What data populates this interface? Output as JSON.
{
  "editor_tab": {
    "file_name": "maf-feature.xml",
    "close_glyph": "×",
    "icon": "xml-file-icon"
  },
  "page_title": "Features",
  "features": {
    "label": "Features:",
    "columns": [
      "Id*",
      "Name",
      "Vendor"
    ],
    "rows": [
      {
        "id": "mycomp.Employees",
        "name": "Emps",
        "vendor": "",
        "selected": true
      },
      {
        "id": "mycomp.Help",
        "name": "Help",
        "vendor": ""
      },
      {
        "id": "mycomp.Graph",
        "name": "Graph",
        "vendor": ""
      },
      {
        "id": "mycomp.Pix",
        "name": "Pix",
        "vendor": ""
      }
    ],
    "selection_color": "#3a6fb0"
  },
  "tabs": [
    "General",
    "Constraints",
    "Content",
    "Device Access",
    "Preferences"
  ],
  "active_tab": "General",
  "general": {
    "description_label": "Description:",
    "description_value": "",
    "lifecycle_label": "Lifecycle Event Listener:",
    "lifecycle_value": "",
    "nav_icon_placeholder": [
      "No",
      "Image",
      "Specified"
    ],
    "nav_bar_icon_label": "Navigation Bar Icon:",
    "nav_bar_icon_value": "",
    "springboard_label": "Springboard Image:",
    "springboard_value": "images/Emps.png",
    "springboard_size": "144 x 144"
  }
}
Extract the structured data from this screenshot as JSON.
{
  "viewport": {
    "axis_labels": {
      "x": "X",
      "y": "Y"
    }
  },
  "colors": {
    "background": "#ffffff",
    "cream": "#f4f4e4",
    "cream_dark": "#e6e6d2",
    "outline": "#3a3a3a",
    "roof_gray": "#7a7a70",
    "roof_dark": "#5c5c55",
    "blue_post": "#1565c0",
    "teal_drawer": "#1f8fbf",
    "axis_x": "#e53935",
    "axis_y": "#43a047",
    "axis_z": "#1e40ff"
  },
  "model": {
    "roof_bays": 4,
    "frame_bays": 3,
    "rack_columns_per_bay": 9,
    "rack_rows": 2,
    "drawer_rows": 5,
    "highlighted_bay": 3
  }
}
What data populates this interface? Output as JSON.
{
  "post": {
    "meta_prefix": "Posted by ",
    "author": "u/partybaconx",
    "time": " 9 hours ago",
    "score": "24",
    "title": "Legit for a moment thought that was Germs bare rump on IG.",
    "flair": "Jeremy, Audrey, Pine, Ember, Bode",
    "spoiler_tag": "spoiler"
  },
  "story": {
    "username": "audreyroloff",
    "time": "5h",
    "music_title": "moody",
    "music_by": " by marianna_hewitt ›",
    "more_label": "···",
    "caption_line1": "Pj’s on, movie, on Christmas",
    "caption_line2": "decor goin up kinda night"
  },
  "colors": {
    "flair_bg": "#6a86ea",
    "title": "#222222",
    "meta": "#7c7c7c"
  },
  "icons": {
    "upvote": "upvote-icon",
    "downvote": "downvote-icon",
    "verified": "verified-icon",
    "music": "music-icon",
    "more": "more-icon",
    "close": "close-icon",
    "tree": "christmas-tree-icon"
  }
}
------------------------------
• [DIRECTIONS FOR THIS TASK]
The records above must be output exactly, in full.

• [RESULT OF THE EXERCISE]
What data populates this interface? Output as JSON.
{
  "editor_tab": {
    "file_name": "maf-feature.xml",
    "close_glyph": "×",
    "icon": "xml-file-icon"
  },
  "page_title": "Features",
  "features": {
    "label": "Features:",
    "columns": [
      "Id*",
      "Name",
      "Vendor"
    ],
    "rows": [
      {
        "id": "mycomp.Employees",
        "name": "Emps",
        "vendor": "",
        "selected": true
      },
      {
        "id": "mycomp.Help",
        "name": "Help",
        "vendor": ""
      },
      {
        "id": "mycomp.Graph",
        "name": "Graph",
        "vendor": ""
      },
      {
        "id": "mycomp.Pix",
        "name": "Pix",
        "vendor": ""
      }
    ],
    "selection_color": "#3a6fb0"
  },
  "tabs": [
    "General",
    "Constraints",
    "Content",
    "Device Access",
    "Preferences"
  ],
  "active_tab": "General",
  "general": {
    "description_label": "Description:",
    "description_value": "",
    "lifecycle_label": "Lifecycle Event Listener:",
    "lifecycle_value": "",
    "nav_icon_placeholder": [
      "No",
      "Image",
      "Specified"
    ],
    "nav_bar_icon_label": "Navigation Bar Icon:",
    "nav_bar_icon_value": "",
    "springboard_label": "Springboard Image:",
    "springboard_value": "images/Emps.png",
    "springboard_size": "144 x 144"
  }
}
Extract the structured data from this screenshot as JSON.
{
  "viewport": {
    "axis_labels": {
      "x": "X",
      "y": "Y"
    }
  },
  "colors": {
    "background": "#ffffff",
    "cream": "#f4f4e4",
    "cream_dark": "#e6e6d2",
    "outline": "#3a3a3a",
    "roof_gray": "#7a7a70",
    "roof_dark": "#5c5c55",
    "blue_post": "#1565c0",
    "teal_drawer": "#1f8fbf",
    "axis_x": "#e53935",
    "axis_y": "#43a047",
    "axis_z": "#1e40ff"
  },
  "model": {
    "roof_bays": 4,
    "frame_bays": 3,
    "rack_columns_per_bay": 9,
    "rack_rows": 2,
    "drawer_rows": 5,
    "highlighted_bay": 3
  }
}
What data populates this interface? Output as JSON.
{
  "post": {
    "meta_prefix": "Posted by ",
    "author": "u/partybaconx",
    "time": " 9 hours ago",
    "score": "24",
    "title": "Legit for a moment thought that was Germs bare rump on IG.",
    "flair": "Jeremy, Audrey, Pine, Ember, Bode",
    "spoiler_tag": "spoiler"
  },
  "story": {
    "username": "audreyroloff",
    "time": "5h",
    "music_title": "moody",
    "music_by": " by marianna_hewitt ›",
    "more_label": "···",
    "caption_line1": "Pj’s on, movie, on Christmas",
    "caption_line2": "decor goin up kinda night"
  },
  "colors": {
    "flair_bg": "#6a86ea",
    "title": "#222222",
    "meta": "#7c7c7c"
  },
  "icons": {
    "upvote": "upvote-icon",
    "downvote": "downvote-icon",
    "verified": "verified-icon",
    "music": "music-icon",
    "more": "more-icon",
    "close": "close-icon",
    "tree": "christmas-tree-icon"
  }
}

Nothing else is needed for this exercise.